Dans le texte sur la créativité, de quoi la personne qui écrit avait-elle toujours cru que sa créativité dépendait directement ?

■ **TEXTE SOURCE**
⁂
Sur les pistes de la luxuriance - Première partie

Yannick Bériault

       Au milieu d'un long hiver, transi par le sentiment d'avoir perdu la grâce et exagérément critique face à ce que j'écrivais, je me demandais quels enthousiasmes, quels sursauts énergiques cela me prendrait bien pour retrouver la fougue, l'écrit coulant comme d'une source irrépressible.  Fausse question, tout d'abord trop nostalgique pour se référer à quoique ce soit de réel, elle trahissait une conception de la création qui se fondait exclusivement sur le surgissement miraculeux, la production en hiérophanie... l'émergeance fulgurante d'un flot textuel venant des profondeurs et s'érigeant en colonne majestueuse, s'élevant jusqu'au zénith...  N'empêche, la question croissait sur un terreau de doutes qui alimenterait toute une série de réflexions sur la créativité, au long de cet hiver singulier.

       Ce dont j'avais soif, c'était de ce que je voyais comme un nouvel âge d'or.  Convaincu que mon histoire était faite de périodes créatrices riches et de périodes creuses, me sentant dans le creux de vague, je voulais voir advenir une nouvelle période d'abondance.  Au fil des jours, je me rendrais pourtant compte, en relisant des textes de diverses époques – je date tout, scrupuleusement – que d'âges creux en âges d'or, certaines de mes créations transitoires avaient la composition du précieux métal.  Avais-je été frappé par la Grâce divine, pris dans un surgissement inespéré de forces transcendantes, pour écrire ainsi au milieu du tourment, au sein d'une période m'apparaissant rétrospectivement comme difficile, pauvre ?  C'est que j'avais toujours cru que ma créativité était directement dépendante de mon humeur, d'une vibrante joie de vivre...  Mais voilà, l'avènement d'un accord harmonieux en moi me faisait maintenant voir ces textes d'un œil serein et sûr, des textes que j'avais écrits sans nécessairement avoir conscience de ce qui se passait, sans nécessairement y croire, au creux du creux des aléas de l'espoir.  Et le fait est que certains d'entre eux n'avaient rien à envier aux textes écrits au sommet de ma forme.
⁂
■ **Entrées du jeu de données**
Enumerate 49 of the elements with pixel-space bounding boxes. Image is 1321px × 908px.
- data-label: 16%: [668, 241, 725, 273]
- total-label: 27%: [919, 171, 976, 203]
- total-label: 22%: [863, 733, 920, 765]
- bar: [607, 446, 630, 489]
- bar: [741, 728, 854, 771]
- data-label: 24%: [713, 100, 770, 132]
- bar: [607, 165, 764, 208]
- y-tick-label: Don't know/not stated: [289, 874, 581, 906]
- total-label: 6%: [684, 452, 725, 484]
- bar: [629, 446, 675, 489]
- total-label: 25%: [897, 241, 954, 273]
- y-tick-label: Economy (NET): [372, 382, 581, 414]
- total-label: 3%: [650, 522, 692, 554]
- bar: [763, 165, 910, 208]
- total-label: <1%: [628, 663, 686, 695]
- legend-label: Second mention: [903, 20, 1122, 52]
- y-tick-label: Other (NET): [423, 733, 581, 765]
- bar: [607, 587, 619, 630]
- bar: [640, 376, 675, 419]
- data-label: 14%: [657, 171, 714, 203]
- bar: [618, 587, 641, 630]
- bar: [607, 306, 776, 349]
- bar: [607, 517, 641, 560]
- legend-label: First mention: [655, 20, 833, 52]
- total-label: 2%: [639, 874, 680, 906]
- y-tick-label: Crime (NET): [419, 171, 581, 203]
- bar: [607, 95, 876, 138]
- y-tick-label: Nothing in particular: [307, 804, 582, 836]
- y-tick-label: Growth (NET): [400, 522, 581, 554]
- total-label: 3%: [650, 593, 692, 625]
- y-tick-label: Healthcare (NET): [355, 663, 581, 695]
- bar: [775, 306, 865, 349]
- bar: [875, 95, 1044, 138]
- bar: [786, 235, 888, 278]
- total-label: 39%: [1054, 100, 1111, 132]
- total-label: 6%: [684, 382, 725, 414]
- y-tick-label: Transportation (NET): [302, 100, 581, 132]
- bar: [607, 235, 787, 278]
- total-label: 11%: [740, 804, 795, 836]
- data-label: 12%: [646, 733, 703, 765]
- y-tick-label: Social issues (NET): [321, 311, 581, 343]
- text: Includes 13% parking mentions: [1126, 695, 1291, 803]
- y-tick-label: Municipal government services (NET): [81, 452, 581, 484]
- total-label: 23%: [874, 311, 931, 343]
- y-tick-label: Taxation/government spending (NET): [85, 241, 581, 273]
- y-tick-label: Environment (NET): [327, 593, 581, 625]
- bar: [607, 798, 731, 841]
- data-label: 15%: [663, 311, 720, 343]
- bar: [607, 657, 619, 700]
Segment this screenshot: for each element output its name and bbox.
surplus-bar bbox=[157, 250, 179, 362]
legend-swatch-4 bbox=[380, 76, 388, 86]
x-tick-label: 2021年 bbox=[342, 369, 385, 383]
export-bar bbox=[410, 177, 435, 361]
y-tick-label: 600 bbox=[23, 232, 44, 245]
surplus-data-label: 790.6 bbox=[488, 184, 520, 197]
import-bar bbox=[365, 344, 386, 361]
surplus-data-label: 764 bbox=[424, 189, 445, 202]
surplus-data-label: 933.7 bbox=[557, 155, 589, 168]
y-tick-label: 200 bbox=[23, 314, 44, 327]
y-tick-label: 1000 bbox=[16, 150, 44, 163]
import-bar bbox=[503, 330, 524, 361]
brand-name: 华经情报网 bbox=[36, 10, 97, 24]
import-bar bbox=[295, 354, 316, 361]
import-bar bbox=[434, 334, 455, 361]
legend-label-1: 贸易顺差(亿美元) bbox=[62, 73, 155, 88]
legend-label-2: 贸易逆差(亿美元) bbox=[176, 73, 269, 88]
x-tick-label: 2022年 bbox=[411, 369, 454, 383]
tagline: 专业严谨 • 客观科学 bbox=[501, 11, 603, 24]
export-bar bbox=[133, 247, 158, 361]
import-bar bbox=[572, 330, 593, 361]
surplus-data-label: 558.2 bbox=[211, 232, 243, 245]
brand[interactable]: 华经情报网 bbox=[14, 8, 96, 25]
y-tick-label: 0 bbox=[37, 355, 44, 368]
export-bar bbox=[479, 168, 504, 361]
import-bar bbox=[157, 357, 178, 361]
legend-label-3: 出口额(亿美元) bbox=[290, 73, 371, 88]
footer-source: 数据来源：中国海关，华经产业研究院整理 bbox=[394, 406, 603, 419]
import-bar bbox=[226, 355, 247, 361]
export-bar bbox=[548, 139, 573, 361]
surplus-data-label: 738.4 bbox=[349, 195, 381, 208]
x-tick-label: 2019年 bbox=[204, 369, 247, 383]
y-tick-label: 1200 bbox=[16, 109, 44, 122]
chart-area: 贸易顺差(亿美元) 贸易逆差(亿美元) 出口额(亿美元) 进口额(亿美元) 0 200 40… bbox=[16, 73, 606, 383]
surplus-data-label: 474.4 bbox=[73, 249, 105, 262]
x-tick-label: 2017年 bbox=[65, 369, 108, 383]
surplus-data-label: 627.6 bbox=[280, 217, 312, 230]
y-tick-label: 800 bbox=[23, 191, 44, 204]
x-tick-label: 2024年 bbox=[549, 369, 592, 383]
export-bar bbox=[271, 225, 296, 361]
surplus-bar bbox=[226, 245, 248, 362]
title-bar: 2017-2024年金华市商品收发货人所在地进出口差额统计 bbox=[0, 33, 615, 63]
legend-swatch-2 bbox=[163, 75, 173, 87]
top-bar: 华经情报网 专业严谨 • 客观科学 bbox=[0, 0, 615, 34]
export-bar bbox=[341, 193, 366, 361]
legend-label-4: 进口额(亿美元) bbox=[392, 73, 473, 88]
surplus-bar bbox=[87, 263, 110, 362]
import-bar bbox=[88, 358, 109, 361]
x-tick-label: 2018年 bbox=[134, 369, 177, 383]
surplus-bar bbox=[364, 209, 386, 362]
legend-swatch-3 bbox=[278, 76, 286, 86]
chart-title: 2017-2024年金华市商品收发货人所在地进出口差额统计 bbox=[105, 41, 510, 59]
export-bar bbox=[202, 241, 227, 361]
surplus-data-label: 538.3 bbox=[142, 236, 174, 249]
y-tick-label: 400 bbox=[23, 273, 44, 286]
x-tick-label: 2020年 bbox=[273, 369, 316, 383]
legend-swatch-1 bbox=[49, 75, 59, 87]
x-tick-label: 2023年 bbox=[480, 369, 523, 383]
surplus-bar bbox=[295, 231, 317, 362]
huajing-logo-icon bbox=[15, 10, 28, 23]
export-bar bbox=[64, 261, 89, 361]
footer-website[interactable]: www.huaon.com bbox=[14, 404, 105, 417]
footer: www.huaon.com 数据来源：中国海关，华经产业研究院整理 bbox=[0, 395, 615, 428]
⁂
■ **CORRIGÉ**
De son humeur, d'une vibrante joie de vivre.